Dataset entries
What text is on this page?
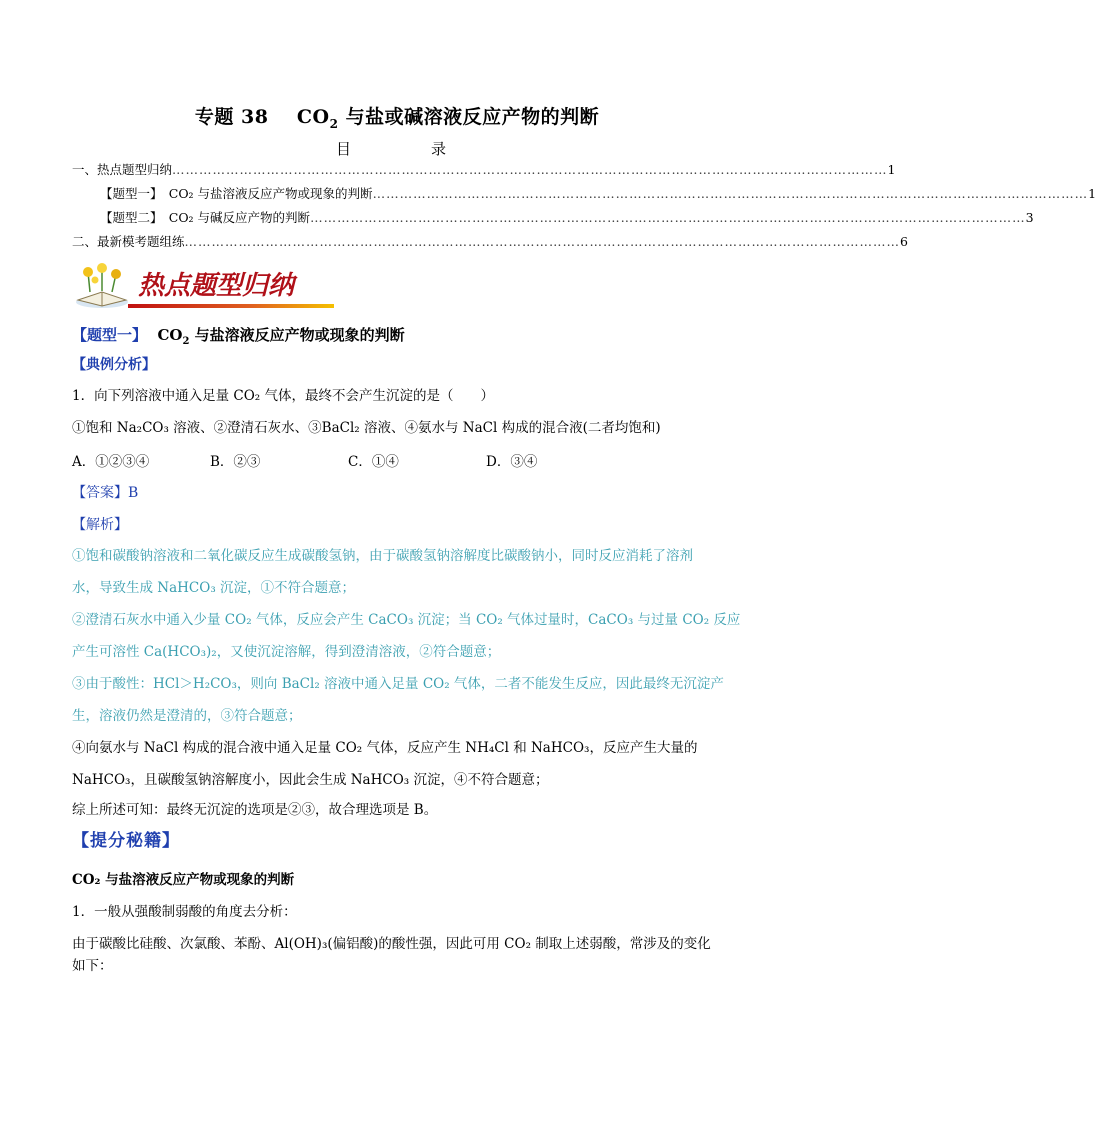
专题 38 $CO_2$ 与盐或碱溶液反应产物的判断
目	录
一、热点题型归纳 …………………………………………………………………………………………………………………………………………… 1
【题型一】　CO₂ 与盐溶液反应产物或现象的判断 …………………………………………………………………………………………………………………………………………… 1
【题型二】　CO₂ 与碱反应产物的判断 …………………………………………………………………………………………………………………………………………… 3
二、最新模考题组练 …………………………………………………………………………………………………………………………………………… 6
热点题型归纳
【题型一】 $CO_2$ 与盐溶液反应产物或现象的判断
【典例分析】
1．向下列溶液中通入足量 CO₂ 气体，最终不会产生沉淀的是（　　）
①饱和 Na₂CO₃ 溶液、②澄清石灰水、③BaCl₂ 溶液、④氨水与 NaCl 构成的混合液(二者均饱和)
A．①②③④	B．②③	C．①④	D．③④
【答案】B
【解析】
①饱和碳酸钠溶液和二氧化碳反应生成碳酸氢钠，由于碳酸氢钠溶解度比碳酸钠小，同时反应消耗了溶剂
水，导致生成 NaHCO₃ 沉淀，①不符合题意；
②澄清石灰水中通入少量 CO₂ 气体，反应会产生 CaCO₃ 沉淀；当 CO₂ 气体过量时，CaCO₃ 与过量 CO₂ 反应
产生可溶性 Ca(HCO₃)₂，又使沉淀溶解，得到澄清溶液，②符合题意；
③由于酸性：HCl＞H₂CO₃，则向 BaCl₂ 溶液中通入足量 CO₂ 气体，二者不能发生反应，因此最终无沉淀产
生，溶液仍然是澄清的，③符合题意；
④向氨水与 NaCl 构成的混合液中通入足量 CO₂ 气体，反应产生 NH₄Cl 和 NaHCO₃，反应产生大量的
NaHCO₃，且碳酸氢钠溶解度小，因此会生成 NaHCO₃ 沉淀，④不符合题意；
综上所述可知：最终无沉淀的选项是②③，故合理选项是 B。
【提分秘籍】
CO₂ 与盐溶液反应产物或现象的判断
1．一般从强酸制弱酸的角度去分析：
由于碳酸比硅酸、次氯酸、苯酚、Al(OH)₃(偏铝酸)的酸性强，因此可用 CO₂ 制取上述弱酸，常涉及的变化
如下：
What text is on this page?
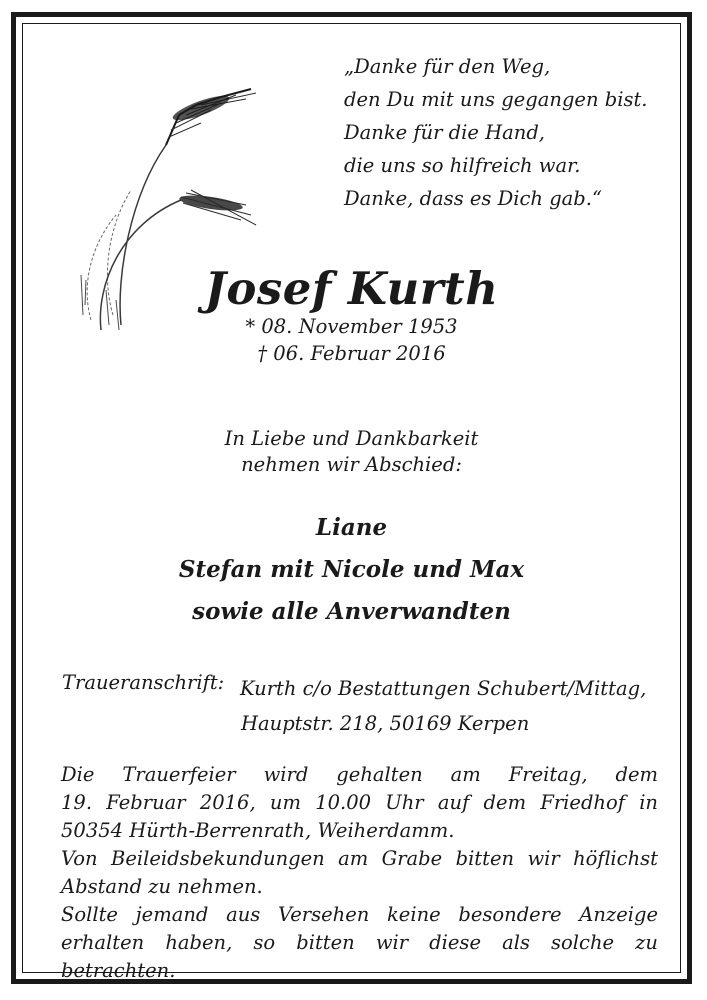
„Danke für den Weg,
den Du mit uns gegangen bist.
Danke für die Hand,
die uns so hilfreich war.
Danke, dass es Dich gab.“
Josef Kurth
* 08. November 1953
† 06. Februar 2016
In Liebe und Dankbarkeit
nehmen wir Abschied:
Liane
Stefan mit Nicole und Max
sowie alle Anverwandten
Traueranschrift: Kurth c/o Bestattungen Schubert/Mittag,
Hauptstr. 218, 50169 Kerpen
Die Trauerfeier wird gehalten am Freitag, dem
19. Februar 2016, um 10.00 Uhr auf dem Friedhof in
50354 Hürth-Berrenrath, Weiherdamm.
Von Beileidsbekundungen am Grabe bitten wir höflichst
Abstand zu nehmen.
Sollte jemand aus Versehen keine besondere Anzeige
erhalten haben, so bitten wir diese als solche zu betrachten.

AIM:
Copy the data exactly. Any picture it contains is to be omitted.

SOLUTION TO THIS PROBLEM:
What text is on this page?
专题 38 $CO_2$ 与盐或碱溶液反应产物的判断
目	录
一、热点题型归纳 …………………………………………………………………………………………………………………………………………… 1
【题型一】　CO₂ 与盐溶液反应产物或现象的判断 …………………………………………………………………………………………………………………………………………… 1
【题型二】　CO₂ 与碱反应产物的判断 …………………………………………………………………………………………………………………………………………… 3
二、最新模考题组练 …………………………………………………………………………………………………………………………………………… 6
热点题型归纳
【题型一】 $CO_2$ 与盐溶液反应产物或现象的判断
【典例分析】
1．向下列溶液中通入足量 CO₂ 气体，最终不会产生沉淀的是（　　）
①饱和 Na₂CO₃ 溶液、②澄清石灰水、③BaCl₂ 溶液、④氨水与 NaCl 构成的混合液(二者均饱和)
A．①②③④	B．②③	C．①④	D．③④
【答案】B
【解析】
①饱和碳酸钠溶液和二氧化碳反应生成碳酸氢钠，由于碳酸氢钠溶解度比碳酸钠小，同时反应消耗了溶剂
水，导致生成 NaHCO₃ 沉淀，①不符合题意；
②澄清石灰水中通入少量 CO₂ 气体，反应会产生 CaCO₃ 沉淀；当 CO₂ 气体过量时，CaCO₃ 与过量 CO₂ 反应
产生可溶性 Ca(HCO₃)₂，又使沉淀溶解，得到澄清溶液，②符合题意；
③由于酸性：HCl＞H₂CO₃，则向 BaCl₂ 溶液中通入足量 CO₂ 气体，二者不能发生反应，因此最终无沉淀产
生，溶液仍然是澄清的，③符合题意；
④向氨水与 NaCl 构成的混合液中通入足量 CO₂ 气体，反应产生 NH₄Cl 和 NaHCO₃，反应产生大量的
NaHCO₃，且碳酸氢钠溶解度小，因此会生成 NaHCO₃ 沉淀，④不符合题意；
综上所述可知：最终无沉淀的选项是②③，故合理选项是 B。
【提分秘籍】
CO₂ 与盐溶液反应产物或现象的判断
1．一般从强酸制弱酸的角度去分析：
由于碳酸比硅酸、次氯酸、苯酚、Al(OH)₃(偏铝酸)的酸性强，因此可用 CO₂ 制取上述弱酸，常涉及的变化
如下：
What text is on this page?
„Danke für den Weg,
den Du mit uns gegangen bist.
Danke für die Hand,
die uns so hilfreich war.
Danke, dass es Dich gab.“
Josef Kurth
* 08. November 1953
† 06. Februar 2016
In Liebe und Dankbarkeit
nehmen wir Abschied:
Liane
Stefan mit Nicole und Max
sowie alle Anverwandten
Traueranschrift: Kurth c/o Bestattungen Schubert/Mittag,
Hauptstr. 218, 50169 Kerpen
Die Trauerfeier wird gehalten am Freitag, dem
19. Februar 2016, um 10.00 Uhr auf dem Friedhof in
50354 Hürth-Berrenrath, Weiherdamm.
Von Beileidsbekundungen am Grabe bitten wir höflichst
Abstand zu nehmen.
Sollte jemand aus Versehen keine besondere Anzeige
erhalten haben, so bitten wir diese als solche zu betrachten.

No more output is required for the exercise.